Short task 1
In the TiVo drive upgrade thread, what size does killme say the "B" drive actually was?
Short task 2
Write the next part of the TiVo drive upgrade thread, picking up after its final post.

Page text
This indicates that the restore failed. mfsinfo is still seeing the 2 250GB drives as a set, and since I assume you issued "mfsinfo /dev/hda" it failed to see the expected B drive.


----------



## killme (May 9, 2004)

I don't see why mfsrestore worked for the 300GB drive, but not the 250GB drive.

Anyway. I ran a scan on the 250GB drive and it detected no errors. Also, I just read on here that I can't have a 300GB "B" drive, which is what I was doing in the beginning. That's probably why it didn't work the first time.

I read that mfsrestore is suppose to delete what is currently on the drive, but maybe it's not doing that for for this particular drive. How do I format or wipe the drive clean so it has nothing on it? Is there a linux command to do this?


----------



## funtoupgrade (Mar 15, 2005)

Not sure why you were restoring to both drives. Restore to new A drive from good image and test in TiVo to make sure everything is working - sounds like you have done this with a 300GB drive (your original post only mentioned two 250GB drives which confuses me). Then attach both new A and new B to computer and use mfsadd command to marry second drive to first per hinsdale. I assume you are paying attention to the larger swap file needed and running tpip after increasing the swap size.


----------



## killme (May 9, 2004)

That was a typo. The "B" drive was 300GB. I restored my original image to both the 300GB and the 250GB so that both drives were "A" drives. However, mfsinfo gave the aformentioned errors on the 250GB, but it worked on the 300GB. That's what I can't figure out.


----------



## Wood in Virginia (Feb 23, 2006)

"Welcome.Powering Up" issue also. My Sony SAT-T60 , that I hacked in Feb 2004 (when warranty was up-Dec 2003) to a 120GB Tivo is SUDDENLY not working. I suspect foul play by Directv ! I reinstalled my old HD & it doesn't work either except I get B/W screen with rotating info on it fuzzy, out of focus & machine did a Software upload for 2 hours & still B/W screen with the Original HD . Now I know it isn't a power supply issue but must be something wrong with the boot drive of my hacked A drive 120GB WD drive. (I only had 1 drive in machine)

[Annotated element listings]

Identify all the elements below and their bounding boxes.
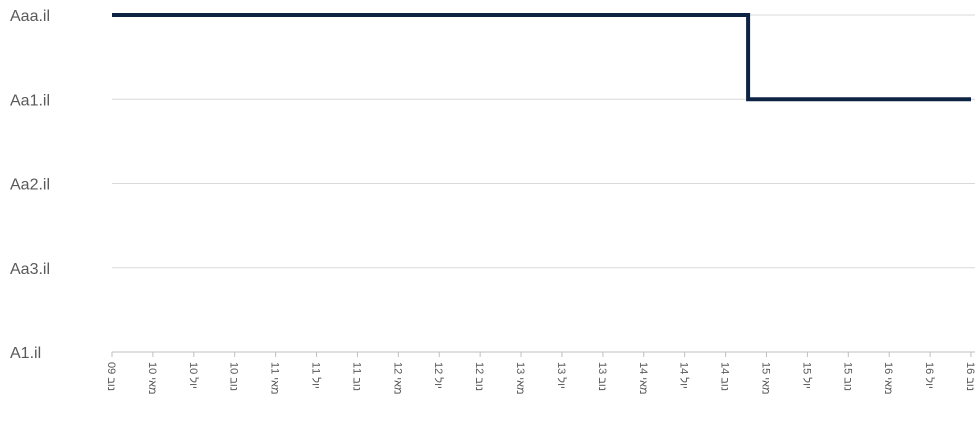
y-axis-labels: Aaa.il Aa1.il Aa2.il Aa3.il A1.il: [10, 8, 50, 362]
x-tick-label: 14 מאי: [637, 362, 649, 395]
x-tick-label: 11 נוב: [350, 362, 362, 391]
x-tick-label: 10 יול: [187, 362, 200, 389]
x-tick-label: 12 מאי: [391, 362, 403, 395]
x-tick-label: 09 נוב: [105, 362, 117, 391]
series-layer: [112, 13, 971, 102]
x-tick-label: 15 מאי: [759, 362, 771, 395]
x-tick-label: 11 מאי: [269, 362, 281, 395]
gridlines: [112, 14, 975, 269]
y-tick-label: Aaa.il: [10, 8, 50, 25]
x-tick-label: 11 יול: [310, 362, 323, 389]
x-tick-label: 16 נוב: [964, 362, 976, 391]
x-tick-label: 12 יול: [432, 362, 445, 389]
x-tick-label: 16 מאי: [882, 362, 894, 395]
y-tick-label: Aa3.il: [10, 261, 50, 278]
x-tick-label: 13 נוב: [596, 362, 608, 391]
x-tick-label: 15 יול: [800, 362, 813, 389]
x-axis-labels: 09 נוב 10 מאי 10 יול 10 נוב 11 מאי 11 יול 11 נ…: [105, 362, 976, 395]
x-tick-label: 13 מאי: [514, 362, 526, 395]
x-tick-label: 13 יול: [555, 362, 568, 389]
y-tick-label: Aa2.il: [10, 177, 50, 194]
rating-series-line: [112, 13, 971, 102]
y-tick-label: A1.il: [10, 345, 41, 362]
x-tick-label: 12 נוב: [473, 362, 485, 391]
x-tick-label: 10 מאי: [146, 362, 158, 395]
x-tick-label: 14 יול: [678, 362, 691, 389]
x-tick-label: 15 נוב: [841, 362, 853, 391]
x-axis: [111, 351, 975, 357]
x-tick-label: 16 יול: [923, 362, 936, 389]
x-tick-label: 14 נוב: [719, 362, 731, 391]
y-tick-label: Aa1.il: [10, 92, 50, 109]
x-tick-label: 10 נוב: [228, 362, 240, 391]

* * *

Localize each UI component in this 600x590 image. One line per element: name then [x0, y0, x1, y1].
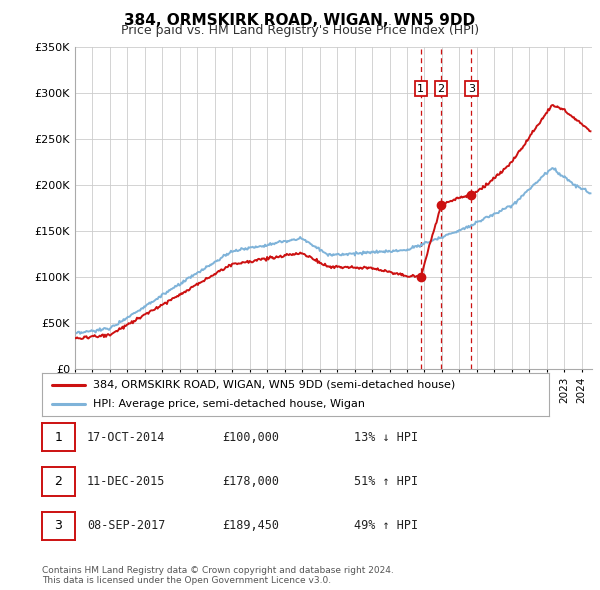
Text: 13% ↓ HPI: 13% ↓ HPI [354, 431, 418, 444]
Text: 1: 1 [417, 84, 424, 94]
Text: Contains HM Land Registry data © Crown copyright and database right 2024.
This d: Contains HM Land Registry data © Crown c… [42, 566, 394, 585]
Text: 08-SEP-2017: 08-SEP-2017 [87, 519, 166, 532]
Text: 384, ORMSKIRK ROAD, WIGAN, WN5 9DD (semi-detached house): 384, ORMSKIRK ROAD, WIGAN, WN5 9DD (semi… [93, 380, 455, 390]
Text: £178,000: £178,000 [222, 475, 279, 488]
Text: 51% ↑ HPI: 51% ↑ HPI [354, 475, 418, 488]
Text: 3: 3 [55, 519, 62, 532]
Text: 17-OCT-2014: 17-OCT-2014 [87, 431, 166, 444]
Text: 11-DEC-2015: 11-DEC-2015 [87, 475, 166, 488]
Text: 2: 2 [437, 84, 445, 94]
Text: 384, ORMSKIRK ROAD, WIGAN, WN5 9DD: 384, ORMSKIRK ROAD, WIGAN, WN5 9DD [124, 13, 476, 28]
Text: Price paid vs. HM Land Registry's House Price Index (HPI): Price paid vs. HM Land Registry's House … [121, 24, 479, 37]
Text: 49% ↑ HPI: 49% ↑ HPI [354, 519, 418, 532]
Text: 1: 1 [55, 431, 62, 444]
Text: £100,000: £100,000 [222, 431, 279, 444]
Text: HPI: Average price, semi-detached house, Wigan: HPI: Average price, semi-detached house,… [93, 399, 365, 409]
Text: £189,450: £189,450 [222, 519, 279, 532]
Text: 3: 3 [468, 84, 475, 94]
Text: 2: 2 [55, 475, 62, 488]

...

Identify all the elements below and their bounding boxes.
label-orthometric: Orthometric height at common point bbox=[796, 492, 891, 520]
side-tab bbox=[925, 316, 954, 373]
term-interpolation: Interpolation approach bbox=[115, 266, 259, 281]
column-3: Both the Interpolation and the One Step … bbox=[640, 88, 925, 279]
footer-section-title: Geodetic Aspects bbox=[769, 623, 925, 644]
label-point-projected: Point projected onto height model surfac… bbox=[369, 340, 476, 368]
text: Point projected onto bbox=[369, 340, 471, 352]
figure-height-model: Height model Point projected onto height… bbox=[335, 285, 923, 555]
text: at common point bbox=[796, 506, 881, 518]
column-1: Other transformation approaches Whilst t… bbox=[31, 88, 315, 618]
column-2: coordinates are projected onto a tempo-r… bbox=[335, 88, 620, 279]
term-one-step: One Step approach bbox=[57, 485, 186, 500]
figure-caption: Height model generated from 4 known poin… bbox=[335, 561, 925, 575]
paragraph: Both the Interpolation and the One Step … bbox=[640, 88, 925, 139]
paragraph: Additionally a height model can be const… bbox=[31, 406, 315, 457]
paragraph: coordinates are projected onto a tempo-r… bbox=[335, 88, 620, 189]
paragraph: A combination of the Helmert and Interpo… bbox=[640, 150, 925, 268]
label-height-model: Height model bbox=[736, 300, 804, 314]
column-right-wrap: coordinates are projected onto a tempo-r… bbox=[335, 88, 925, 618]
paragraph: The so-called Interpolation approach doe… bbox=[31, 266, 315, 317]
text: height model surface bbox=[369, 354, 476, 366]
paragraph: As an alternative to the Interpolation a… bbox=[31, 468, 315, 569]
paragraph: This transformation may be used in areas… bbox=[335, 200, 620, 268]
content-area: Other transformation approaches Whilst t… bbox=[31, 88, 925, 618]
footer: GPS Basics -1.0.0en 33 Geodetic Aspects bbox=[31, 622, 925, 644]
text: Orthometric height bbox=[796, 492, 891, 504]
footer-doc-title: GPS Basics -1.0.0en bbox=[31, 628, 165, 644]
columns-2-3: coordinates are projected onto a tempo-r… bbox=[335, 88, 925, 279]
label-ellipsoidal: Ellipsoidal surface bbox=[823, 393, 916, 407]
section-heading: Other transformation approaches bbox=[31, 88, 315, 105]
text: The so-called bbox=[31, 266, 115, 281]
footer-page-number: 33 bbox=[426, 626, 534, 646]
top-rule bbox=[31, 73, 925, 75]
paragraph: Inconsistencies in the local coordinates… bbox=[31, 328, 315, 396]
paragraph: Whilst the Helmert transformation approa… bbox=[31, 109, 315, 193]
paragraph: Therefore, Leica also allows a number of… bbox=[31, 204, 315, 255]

Exercise answer 1
The "B" drive was 300GB.

Exercise answer 2
I called Directv they are more than happy to send me a 'new refurb Tivo' if I pay them 14.95 for shipping, I will get a Tivo with 2 tuners(just like the SAT-60 model) & a 90 day warranty FREE from them. I suspect they "Directv" had something to do with my old Tivo screwing up. It had been working fine Feb 2004-Feb 2006 with new 120 GB HD I bought off Ebay. [ My Sat-60 was one of the last new ones manufactured got it from Good Guys in California it was made in Mexico Nov 2002. ] Wonder if these new Tivo's supplied by Directv are going to FORCE ME to watch their commercials or not allow me to fast forward through commercials on playback? I have a sneaky suspicion that something is up....Directv being too good about replacement.. Will keep you posted.


----------



## killme (May 9, 2004)

I booted mfstools again and the first thing I did was run mfsinfo on my 250GB drive. Surprisingly, it worked just fine.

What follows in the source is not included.